Schreibe aus dem Brief an die Eltern die Stelle von „J. G. Rheinberger“ bis einschließlich „Theuerste Eltern!“ wortgetreu ab.

● Textausschnitt:

════

J. G. Rheinberger lässt seine Eltern wissen, dass es nichts Wichtiges zu berichten gebe, er nur für die Musik lebe und es ihm und Mali gut geht. Er erkundigt sich über den neuen Landesverweser in Vaduz.


Brief an die Eltern
7. April 1861, München


Theuerste Eltern!

Längst schon wollte ich Ihnen schreiben; ich wartete nur, um Stoff zu einem ordentlichen Briefe zusammenzubekommen, allein es wollte und will sich Nichts ereignen, das einen Brief füllen könnte. Doch kann ich Ihnen, Beste Eltern! berichten, dass wir Beide uns vortrefflich befinden, was bei Allem die Hauptsache ist. Bei mir verfliesst ein Tag wie der Andere im alten Schlendrian - 'Keine Ruh bei Tag und Nacht' vor lauter Musik, Kopf- und Bauchweh vor lauter Musik; komm ich von einem Tagwerk nach Hause, wartet schon ein Schüler; und wartet keiner, so gibts erst recht Musik. -
Von unserer Gehaltserhöhung verlautet noch Nichts, trotzdem, dass die Kammern schon seit Dez. v. J. versammelt sind - es heisst der Kriegsminister fresse wieder alle übrigen Gelder auf - wegen dem ewigen Napoléon - der also auf Umwegen Schuld ist, wenn wir keine Gehaltserhöhung bekommen. Freude erlebt man auch nicht viel am Conservatorium, obschon ich speciell nicht mehr klagen kann als meine Collegen.

════

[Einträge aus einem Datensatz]
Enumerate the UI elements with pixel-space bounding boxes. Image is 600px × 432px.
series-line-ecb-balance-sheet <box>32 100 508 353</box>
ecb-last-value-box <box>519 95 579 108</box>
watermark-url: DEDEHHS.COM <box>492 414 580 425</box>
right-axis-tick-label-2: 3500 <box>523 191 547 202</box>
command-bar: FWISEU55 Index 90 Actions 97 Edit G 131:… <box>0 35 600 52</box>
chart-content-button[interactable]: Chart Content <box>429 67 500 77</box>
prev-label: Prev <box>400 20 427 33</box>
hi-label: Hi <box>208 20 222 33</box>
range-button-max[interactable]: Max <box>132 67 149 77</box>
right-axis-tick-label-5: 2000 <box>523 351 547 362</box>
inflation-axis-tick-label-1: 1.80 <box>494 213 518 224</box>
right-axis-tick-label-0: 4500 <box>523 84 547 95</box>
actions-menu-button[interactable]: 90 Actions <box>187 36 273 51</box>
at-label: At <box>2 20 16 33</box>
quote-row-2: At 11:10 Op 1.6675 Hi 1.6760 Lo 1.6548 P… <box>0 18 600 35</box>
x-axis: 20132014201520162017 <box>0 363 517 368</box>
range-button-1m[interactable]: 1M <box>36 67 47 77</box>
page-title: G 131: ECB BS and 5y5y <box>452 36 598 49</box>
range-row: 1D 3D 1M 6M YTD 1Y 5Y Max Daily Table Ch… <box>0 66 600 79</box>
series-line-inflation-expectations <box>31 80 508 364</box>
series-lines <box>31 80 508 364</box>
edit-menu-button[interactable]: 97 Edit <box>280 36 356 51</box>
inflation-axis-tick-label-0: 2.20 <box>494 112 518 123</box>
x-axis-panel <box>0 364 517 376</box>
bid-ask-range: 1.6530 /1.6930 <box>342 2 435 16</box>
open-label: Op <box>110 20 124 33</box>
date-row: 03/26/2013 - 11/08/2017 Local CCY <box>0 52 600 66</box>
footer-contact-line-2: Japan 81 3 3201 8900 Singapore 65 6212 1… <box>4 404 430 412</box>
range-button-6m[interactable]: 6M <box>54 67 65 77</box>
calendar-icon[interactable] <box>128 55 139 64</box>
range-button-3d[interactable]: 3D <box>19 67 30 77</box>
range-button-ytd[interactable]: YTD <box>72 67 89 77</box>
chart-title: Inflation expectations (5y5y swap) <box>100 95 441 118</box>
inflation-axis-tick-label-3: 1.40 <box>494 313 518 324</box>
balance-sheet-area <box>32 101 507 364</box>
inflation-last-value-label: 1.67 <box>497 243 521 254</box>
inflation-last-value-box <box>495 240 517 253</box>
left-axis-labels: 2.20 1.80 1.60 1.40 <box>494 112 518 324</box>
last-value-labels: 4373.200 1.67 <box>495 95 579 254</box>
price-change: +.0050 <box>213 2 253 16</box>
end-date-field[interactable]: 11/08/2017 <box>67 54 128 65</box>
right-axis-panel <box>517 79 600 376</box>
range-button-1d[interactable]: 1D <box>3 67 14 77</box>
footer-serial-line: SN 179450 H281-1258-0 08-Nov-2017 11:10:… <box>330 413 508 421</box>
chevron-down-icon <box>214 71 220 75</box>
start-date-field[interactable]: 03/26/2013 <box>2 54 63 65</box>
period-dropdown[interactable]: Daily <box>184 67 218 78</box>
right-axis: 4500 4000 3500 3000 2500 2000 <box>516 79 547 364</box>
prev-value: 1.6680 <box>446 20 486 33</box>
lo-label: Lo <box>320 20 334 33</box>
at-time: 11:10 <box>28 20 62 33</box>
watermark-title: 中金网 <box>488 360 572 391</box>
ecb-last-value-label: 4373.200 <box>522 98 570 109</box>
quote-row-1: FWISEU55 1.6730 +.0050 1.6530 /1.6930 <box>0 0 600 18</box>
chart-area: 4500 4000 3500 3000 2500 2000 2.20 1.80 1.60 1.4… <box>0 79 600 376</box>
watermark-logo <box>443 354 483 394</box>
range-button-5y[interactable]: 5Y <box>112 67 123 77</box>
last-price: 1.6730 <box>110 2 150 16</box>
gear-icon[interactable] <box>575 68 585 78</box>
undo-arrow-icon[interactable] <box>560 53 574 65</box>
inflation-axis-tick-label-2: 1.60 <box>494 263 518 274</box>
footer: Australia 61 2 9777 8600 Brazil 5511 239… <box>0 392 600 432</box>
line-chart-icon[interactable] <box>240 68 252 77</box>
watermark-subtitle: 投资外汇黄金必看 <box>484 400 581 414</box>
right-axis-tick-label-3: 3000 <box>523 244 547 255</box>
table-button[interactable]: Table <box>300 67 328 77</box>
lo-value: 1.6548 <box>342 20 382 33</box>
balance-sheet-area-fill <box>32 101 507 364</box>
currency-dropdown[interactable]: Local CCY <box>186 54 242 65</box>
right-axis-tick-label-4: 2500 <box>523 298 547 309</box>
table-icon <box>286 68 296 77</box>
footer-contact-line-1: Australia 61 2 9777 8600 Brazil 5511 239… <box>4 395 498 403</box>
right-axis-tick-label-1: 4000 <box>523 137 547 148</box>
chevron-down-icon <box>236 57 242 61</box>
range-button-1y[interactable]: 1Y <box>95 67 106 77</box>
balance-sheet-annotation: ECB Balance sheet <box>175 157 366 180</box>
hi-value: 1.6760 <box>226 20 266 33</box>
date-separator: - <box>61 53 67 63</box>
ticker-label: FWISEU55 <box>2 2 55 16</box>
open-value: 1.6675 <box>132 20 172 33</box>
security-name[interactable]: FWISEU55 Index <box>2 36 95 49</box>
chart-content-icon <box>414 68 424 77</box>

════

● Ergebnis der Übung:
J. G. Rheinberger lässt seine Eltern wissen, dass es nichts Wichtiges zu berichten gebe, er nur für die Musik lebe und es ihm und Mali gut geht. Er erkundigt sich über den neuen Landesverweser in Vaduz.


Brief an die Eltern
7. April 1861, München


Theuerste Eltern!